>> BEGIN Source data
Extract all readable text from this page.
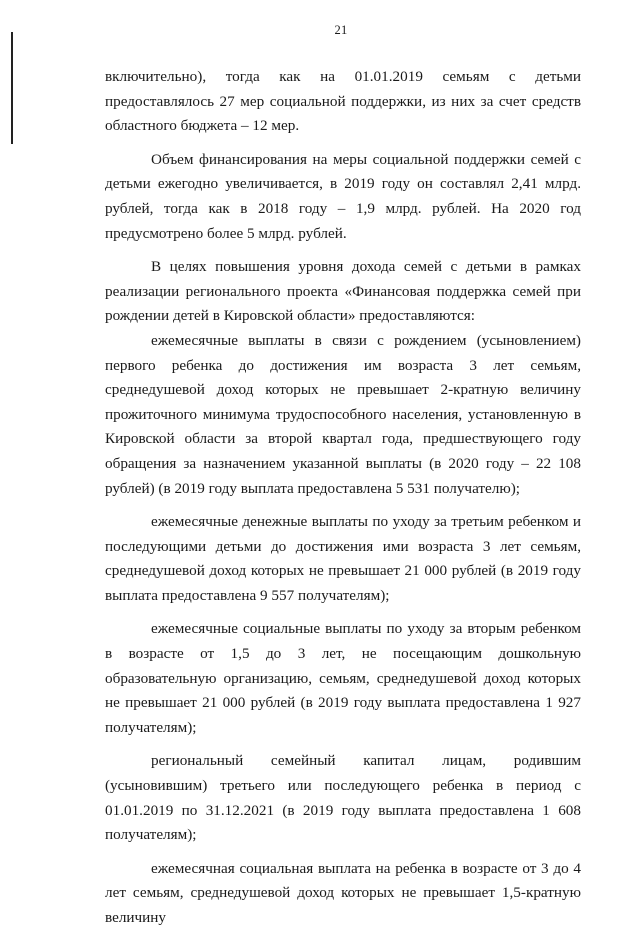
21

включительно), тогда как на 01.01.2019 семьям с детьми предоставлялось 27 мер социальной поддержки, из них за счет средств областного бюджета – 12 мер.

Объем финансирования на меры социальной поддержки семей с детьми ежегодно увеличивается, в 2019 году он составлял 2,41 млрд. рублей, тогда как в 2018 году – 1,9 млрд. рублей. На 2020 год предусмотрено более 5 млрд. рублей.

В целях повышения уровня дохода семей с детьми в рамках реализации регионального проекта «Финансовая поддержка семей при рождении детей в Кировской области» предоставляются:

ежемесячные выплаты в связи с рождением (усыновлением) первого ребенка до достижения им возраста 3 лет семьям, среднедушевой доход которых не превышает 2-кратную величину прожиточного минимума трудоспособного населения, установленную в Кировской области за второй квартал года, предшествующего году обращения за назначением указанной выплаты (в 2020 году – 22 108 рублей) (в 2019 году выплата предоставлена 5 531 получателю);

ежемесячные денежные выплаты по уходу за третьим ребенком и последующими детьми до достижения ими возраста 3 лет семьям, среднедушевой доход которых не превышает 21 000 рублей (в 2019 году выплата предоставлена 9 557 получателям);

ежемесячные социальные выплаты по уходу за вторым ребенком в возрасте от 1,5 до 3 лет, не посещающим дошкольную образовательную организацию, семьям, среднедушевой доход которых не превышает 21 000 рублей (в 2019 году выплата предоставлена 1 927 получателям);

региональный семейный капитал лицам, родившим (усыновившим) третьего или последующего ребенка в период с 01.01.2019 по 31.12.2021 (в 2019 году выплата предоставлена 1 608 получателям);

ежемесячная социальная выплата на ребенка в возрасте от 3 до 4 лет семьям, среднедушевой доход которых не превышает 1,5-кратную величину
>> END Source data
Task
Your copy should match the records word for word, with the pictures removed.

Complete output
Extract all readable text from this page.
21

включительно), тогда как на 01.01.2019 семьям с детьми предоставлялось 27 мер социальной поддержки, из них за счет средств областного бюджета – 12 мер.

Объем финансирования на меры социальной поддержки семей с детьми ежегодно увеличивается, в 2019 году он составлял 2,41 млрд. рублей, тогда как в 2018 году – 1,9 млрд. рублей. На 2020 год предусмотрено более 5 млрд. рублей.

В целях повышения уровня дохода семей с детьми в рамках реализации регионального проекта «Финансовая поддержка семей при рождении детей в Кировской области» предоставляются:

ежемесячные выплаты в связи с рождением (усыновлением) первого ребенка до достижения им возраста 3 лет семьям, среднедушевой доход которых не превышает 2-кратную величину прожиточного минимума трудоспособного населения, установленную в Кировской области за второй квартал года, предшествующего году обращения за назначением указанной выплаты (в 2020 году – 22 108 рублей) (в 2019 году выплата предоставлена 5 531 получателю);

ежемесячные денежные выплаты по уходу за третьим ребенком и последующими детьми до достижения ими возраста 3 лет семьям, среднедушевой доход которых не превышает 21 000 рублей (в 2019 году выплата предоставлена 9 557 получателям);

ежемесячные социальные выплаты по уходу за вторым ребенком в возрасте от 1,5 до 3 лет, не посещающим дошкольную образовательную организацию, семьям, среднедушевой доход которых не превышает 21 000 рублей (в 2019 году выплата предоставлена 1 927 получателям);

региональный семейный капитал лицам, родившим (усыновившим) третьего или последующего ребенка в период с 01.01.2019 по 31.12.2021 (в 2019 году выплата предоставлена 1 608 получателям);

ежемесячная социальная выплата на ребенка в возрасте от 3 до 4 лет семьям, среднедушевой доход которых не превышает 1,5-кратную величину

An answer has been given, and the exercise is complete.